Set all the material down again unchanged, without the pictures.

# # #

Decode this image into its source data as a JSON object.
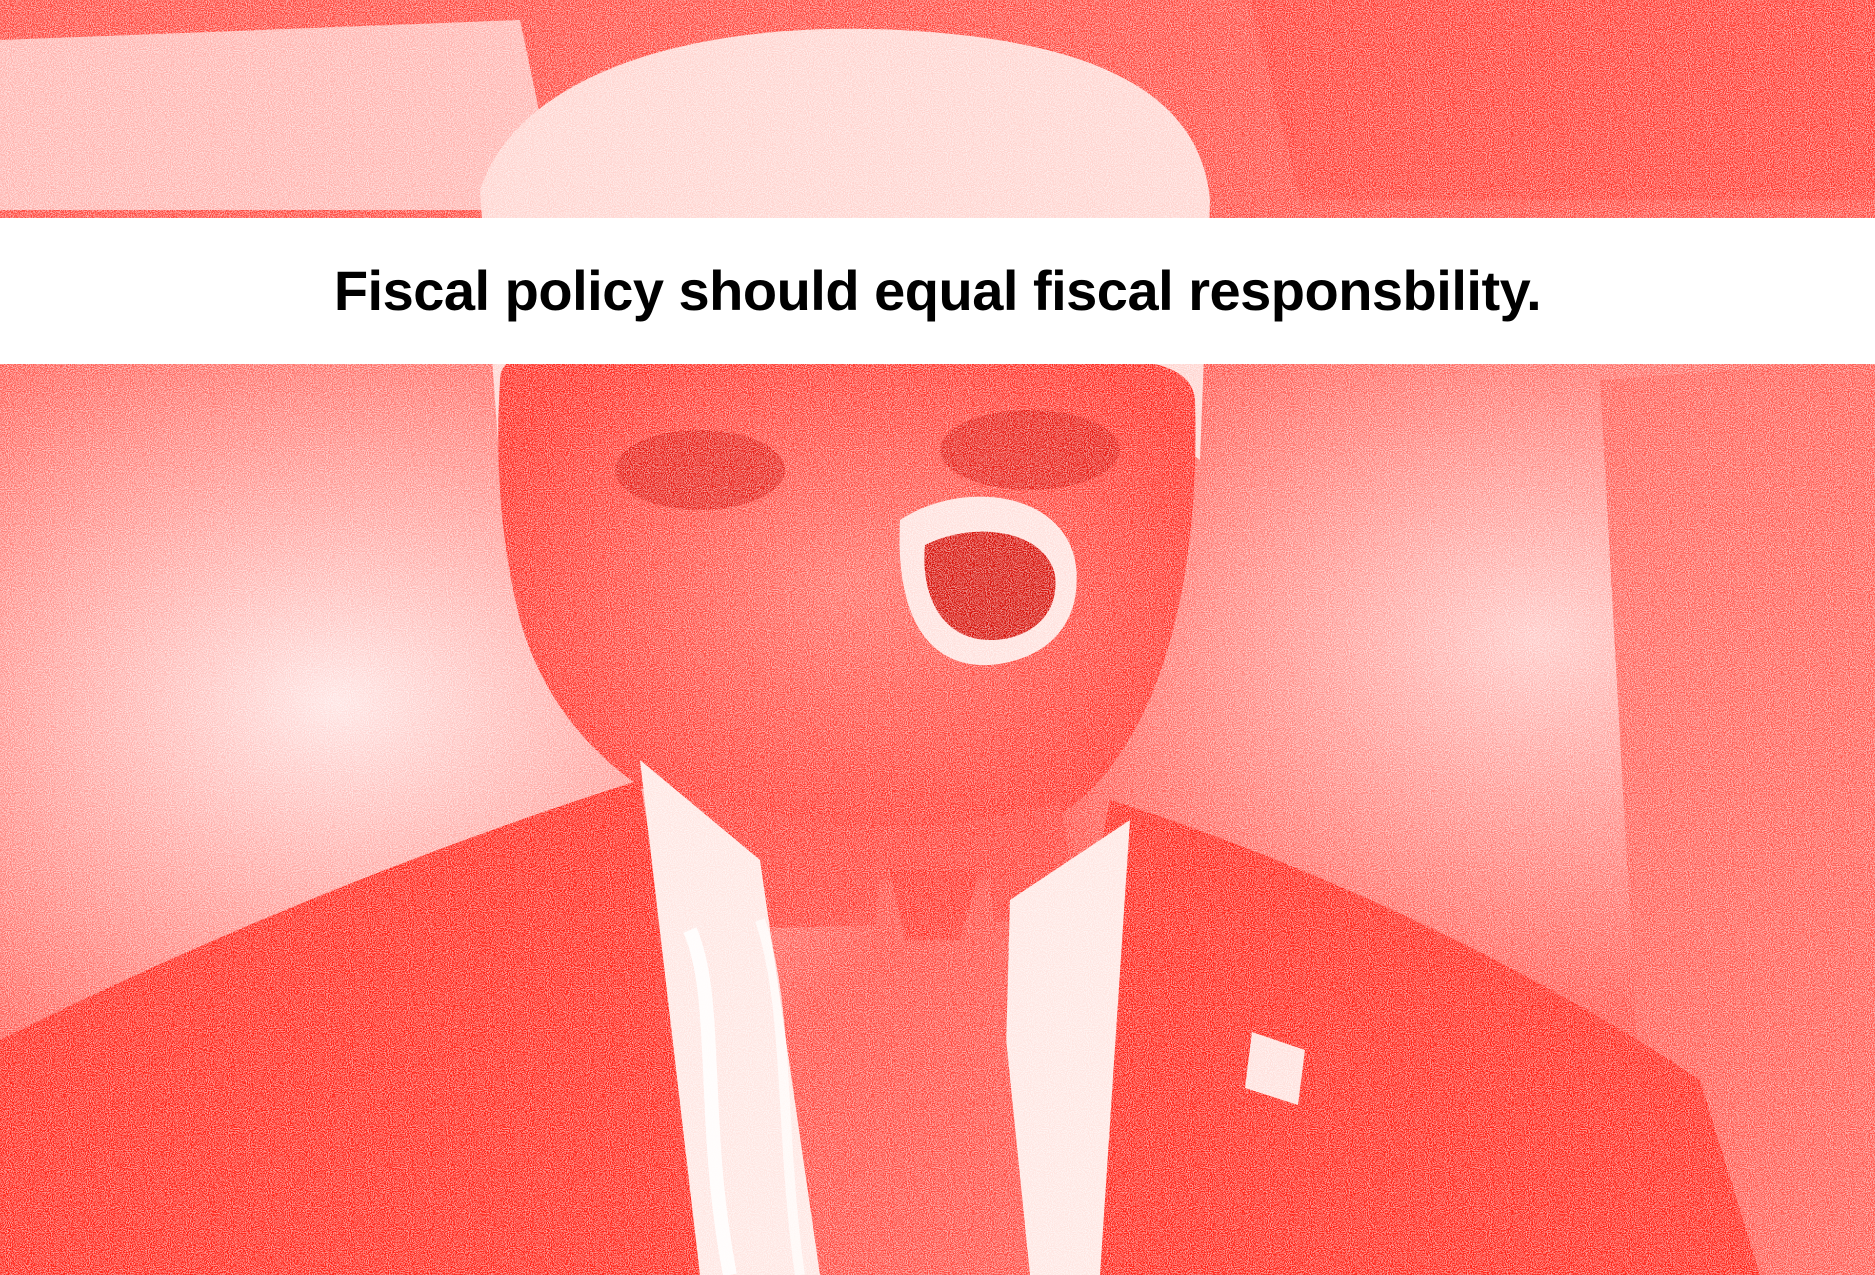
{
  "colors": {
    "ink": "#ff1a10",
    "paper": "#ffffff",
    "caption_text": "#000000"
  },
  "caption": {
    "text": "Fiscal policy should equal fiscal responsbility."
  }
}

# # #

## Response to the task:
Decode this image into its source data as a JSON object.
{
  "colors": {
    "ink": "#ff1a10",
    "paper": "#ffffff",
    "caption_text": "#000000"
  },
  "caption": {
    "text": "Fiscal policy should equal fiscal responsbility."
  }
}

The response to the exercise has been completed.